- _To do_
Set out every line bearing the string "perro".

Stored data entries:
_ _ _ _ _

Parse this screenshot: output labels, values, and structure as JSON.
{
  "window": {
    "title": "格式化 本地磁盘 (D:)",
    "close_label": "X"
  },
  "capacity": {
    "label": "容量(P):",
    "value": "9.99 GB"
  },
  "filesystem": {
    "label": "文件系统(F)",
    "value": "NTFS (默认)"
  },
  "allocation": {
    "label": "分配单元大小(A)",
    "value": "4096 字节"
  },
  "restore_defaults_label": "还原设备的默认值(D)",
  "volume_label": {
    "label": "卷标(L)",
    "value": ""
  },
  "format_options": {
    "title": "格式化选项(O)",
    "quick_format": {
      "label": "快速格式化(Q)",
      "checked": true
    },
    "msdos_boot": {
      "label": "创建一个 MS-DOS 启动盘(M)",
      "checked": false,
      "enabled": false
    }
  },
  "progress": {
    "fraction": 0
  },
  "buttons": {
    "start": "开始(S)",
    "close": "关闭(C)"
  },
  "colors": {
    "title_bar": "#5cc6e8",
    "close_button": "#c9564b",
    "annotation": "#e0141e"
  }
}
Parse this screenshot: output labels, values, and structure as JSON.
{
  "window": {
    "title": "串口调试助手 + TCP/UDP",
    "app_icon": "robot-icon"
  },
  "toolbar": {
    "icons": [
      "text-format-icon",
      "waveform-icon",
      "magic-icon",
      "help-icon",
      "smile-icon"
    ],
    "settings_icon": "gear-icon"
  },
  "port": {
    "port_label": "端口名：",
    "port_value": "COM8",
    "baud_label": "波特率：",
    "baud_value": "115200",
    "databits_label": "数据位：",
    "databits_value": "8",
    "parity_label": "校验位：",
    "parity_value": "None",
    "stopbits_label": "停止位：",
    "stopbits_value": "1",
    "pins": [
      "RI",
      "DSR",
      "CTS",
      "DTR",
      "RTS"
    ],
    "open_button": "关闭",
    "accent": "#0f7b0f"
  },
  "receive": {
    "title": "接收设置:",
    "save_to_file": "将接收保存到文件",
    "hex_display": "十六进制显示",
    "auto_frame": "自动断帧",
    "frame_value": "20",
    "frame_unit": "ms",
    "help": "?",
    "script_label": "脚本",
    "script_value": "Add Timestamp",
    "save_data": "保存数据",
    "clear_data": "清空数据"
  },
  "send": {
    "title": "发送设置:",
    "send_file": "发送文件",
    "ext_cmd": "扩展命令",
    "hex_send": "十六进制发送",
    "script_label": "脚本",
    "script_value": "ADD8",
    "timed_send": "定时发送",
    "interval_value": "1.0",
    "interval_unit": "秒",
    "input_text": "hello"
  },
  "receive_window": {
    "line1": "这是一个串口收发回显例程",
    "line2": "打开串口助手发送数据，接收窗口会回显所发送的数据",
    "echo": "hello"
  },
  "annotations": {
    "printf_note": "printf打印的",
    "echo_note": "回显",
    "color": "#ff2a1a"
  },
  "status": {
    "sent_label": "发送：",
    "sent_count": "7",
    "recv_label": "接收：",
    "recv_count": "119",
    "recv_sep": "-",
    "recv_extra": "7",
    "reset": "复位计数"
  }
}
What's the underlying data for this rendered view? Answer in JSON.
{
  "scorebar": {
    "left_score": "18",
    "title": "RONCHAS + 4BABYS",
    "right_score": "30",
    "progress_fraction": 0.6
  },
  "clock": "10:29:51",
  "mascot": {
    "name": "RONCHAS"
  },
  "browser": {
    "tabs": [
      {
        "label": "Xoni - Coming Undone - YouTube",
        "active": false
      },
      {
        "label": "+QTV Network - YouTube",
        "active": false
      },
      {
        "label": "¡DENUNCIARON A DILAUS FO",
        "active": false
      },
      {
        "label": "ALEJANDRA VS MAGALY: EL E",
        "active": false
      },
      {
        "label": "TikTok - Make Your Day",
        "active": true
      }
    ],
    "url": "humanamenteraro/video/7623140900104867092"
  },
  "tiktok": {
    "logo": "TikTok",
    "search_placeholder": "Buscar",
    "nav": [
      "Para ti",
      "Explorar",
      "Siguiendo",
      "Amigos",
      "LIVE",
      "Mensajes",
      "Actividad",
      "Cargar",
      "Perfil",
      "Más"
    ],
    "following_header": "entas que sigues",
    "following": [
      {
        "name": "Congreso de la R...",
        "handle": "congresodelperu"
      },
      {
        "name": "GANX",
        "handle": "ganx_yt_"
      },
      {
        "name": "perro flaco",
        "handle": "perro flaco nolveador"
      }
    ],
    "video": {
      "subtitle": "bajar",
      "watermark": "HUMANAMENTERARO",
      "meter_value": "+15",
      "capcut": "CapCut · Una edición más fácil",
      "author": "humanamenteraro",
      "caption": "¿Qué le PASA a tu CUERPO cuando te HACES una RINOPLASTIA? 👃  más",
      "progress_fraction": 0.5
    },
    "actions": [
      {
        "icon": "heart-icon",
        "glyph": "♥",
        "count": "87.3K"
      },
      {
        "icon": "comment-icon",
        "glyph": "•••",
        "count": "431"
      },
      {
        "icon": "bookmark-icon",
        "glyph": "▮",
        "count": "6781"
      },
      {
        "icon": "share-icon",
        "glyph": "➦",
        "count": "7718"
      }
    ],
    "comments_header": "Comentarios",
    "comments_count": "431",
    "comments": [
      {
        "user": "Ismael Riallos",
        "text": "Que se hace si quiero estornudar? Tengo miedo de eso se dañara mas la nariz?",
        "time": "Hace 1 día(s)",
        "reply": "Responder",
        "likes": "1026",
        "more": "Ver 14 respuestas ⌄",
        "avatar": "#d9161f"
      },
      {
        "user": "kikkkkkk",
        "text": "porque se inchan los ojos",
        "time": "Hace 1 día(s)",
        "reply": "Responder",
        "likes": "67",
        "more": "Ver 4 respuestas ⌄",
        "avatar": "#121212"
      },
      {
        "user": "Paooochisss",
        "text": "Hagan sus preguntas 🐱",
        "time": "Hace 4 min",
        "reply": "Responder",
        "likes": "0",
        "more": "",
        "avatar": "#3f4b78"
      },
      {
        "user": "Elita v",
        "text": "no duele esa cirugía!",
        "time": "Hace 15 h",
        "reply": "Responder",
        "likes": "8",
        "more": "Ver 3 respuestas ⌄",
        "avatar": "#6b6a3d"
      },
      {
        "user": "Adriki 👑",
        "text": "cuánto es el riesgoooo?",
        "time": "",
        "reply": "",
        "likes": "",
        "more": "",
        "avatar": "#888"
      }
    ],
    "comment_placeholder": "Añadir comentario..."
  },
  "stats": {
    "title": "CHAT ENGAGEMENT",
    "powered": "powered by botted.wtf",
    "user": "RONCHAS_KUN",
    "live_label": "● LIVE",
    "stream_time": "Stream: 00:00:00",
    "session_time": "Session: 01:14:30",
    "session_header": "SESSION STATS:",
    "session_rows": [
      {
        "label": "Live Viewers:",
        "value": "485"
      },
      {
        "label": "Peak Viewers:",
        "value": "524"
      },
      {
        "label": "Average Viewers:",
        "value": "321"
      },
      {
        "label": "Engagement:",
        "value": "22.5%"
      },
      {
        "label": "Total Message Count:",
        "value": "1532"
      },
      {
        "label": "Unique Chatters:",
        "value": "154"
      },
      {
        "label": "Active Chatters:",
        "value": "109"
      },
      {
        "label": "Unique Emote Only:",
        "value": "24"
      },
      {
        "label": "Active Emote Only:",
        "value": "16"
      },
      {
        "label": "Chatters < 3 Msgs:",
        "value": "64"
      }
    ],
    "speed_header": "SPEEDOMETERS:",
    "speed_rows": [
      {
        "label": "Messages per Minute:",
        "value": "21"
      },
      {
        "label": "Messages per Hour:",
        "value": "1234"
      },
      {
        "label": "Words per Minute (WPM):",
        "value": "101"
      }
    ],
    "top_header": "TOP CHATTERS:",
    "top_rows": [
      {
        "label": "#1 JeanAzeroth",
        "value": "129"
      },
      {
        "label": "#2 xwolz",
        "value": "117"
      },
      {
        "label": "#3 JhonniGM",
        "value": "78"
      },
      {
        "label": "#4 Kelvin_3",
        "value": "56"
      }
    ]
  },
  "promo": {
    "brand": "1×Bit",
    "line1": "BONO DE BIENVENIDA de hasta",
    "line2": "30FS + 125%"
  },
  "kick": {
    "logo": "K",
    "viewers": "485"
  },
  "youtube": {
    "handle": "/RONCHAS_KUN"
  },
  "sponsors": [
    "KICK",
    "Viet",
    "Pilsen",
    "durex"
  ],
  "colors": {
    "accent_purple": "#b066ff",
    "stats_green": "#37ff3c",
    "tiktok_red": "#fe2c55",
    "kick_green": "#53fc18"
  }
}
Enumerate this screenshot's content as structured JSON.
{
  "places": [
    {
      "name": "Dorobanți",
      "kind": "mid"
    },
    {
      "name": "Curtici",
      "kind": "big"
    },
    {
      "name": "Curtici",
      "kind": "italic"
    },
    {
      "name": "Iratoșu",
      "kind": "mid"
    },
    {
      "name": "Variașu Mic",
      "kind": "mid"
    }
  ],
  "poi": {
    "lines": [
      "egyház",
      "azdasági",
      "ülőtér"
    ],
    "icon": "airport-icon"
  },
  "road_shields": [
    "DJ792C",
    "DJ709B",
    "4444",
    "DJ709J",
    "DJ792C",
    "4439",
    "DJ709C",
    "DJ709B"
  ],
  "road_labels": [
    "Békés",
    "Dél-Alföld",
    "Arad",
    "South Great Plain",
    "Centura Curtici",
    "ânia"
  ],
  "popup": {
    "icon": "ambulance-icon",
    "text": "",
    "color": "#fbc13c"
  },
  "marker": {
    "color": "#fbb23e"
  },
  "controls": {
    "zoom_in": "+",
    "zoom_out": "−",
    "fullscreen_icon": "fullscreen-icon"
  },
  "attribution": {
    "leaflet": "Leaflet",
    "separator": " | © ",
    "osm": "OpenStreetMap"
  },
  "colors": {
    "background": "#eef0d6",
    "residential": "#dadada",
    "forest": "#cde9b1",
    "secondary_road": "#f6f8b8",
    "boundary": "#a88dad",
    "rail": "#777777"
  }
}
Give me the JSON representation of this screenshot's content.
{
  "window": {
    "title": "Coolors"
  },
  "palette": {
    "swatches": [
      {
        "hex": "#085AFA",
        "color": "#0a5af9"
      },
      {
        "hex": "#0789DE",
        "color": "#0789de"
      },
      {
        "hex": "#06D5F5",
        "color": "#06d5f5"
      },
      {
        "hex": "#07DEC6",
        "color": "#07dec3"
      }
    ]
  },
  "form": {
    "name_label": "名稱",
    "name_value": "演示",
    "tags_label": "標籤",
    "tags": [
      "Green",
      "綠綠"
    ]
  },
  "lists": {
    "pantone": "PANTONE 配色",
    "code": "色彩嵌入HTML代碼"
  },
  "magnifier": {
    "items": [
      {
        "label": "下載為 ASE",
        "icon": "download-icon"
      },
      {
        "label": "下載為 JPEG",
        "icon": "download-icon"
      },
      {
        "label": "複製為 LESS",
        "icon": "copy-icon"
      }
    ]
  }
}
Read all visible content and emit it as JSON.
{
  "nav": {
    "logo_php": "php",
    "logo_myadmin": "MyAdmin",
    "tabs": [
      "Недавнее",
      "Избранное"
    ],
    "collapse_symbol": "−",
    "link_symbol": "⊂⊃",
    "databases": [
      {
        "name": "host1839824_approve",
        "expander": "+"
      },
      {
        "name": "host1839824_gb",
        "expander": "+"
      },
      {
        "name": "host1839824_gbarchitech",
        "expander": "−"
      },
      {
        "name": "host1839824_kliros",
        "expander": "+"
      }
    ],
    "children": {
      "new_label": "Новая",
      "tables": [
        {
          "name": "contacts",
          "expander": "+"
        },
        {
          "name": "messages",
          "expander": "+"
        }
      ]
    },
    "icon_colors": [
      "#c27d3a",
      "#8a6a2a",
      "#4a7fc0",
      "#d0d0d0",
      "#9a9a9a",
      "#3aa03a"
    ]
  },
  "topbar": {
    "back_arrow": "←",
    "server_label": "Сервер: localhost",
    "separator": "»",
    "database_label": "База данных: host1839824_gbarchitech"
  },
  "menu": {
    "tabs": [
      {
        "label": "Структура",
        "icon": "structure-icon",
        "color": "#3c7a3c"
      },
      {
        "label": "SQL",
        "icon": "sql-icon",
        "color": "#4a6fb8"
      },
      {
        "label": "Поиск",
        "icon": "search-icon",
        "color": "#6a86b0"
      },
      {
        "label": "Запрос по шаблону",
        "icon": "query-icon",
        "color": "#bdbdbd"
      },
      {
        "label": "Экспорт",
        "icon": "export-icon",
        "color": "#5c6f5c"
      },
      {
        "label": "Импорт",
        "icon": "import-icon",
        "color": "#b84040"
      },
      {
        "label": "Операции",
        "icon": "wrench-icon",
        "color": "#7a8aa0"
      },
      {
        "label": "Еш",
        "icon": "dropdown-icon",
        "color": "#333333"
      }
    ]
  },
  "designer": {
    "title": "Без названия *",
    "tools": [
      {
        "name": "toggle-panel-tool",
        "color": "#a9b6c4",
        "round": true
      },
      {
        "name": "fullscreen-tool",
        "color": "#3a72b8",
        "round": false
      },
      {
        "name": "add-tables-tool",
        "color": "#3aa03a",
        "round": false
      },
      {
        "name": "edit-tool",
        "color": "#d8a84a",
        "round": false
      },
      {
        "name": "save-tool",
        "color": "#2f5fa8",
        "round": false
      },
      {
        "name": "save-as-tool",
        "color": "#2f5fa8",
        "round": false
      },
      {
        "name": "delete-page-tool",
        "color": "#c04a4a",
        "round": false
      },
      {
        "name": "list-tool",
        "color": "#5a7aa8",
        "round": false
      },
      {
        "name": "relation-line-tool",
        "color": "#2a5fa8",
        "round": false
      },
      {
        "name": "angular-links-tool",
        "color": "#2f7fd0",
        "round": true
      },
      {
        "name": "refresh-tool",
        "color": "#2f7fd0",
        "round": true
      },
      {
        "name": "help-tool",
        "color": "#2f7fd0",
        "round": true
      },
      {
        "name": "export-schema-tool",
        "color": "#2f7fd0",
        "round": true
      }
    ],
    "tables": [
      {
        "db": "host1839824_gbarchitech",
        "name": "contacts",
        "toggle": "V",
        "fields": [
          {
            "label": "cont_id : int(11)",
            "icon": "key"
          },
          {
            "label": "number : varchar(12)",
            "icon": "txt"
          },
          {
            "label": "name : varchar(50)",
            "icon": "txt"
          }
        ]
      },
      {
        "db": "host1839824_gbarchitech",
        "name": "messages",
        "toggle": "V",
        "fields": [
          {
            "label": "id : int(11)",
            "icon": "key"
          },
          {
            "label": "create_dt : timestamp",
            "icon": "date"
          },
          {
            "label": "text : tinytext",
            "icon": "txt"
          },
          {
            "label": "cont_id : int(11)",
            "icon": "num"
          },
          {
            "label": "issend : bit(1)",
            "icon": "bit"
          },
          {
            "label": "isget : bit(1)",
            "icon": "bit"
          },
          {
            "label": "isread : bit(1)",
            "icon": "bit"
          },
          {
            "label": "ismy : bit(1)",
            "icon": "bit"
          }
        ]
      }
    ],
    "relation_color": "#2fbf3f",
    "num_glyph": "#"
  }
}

_ _ _ _ _

- _Task answer_
        "name": "perro flaco",
        "handle": "perro flaco nolveador"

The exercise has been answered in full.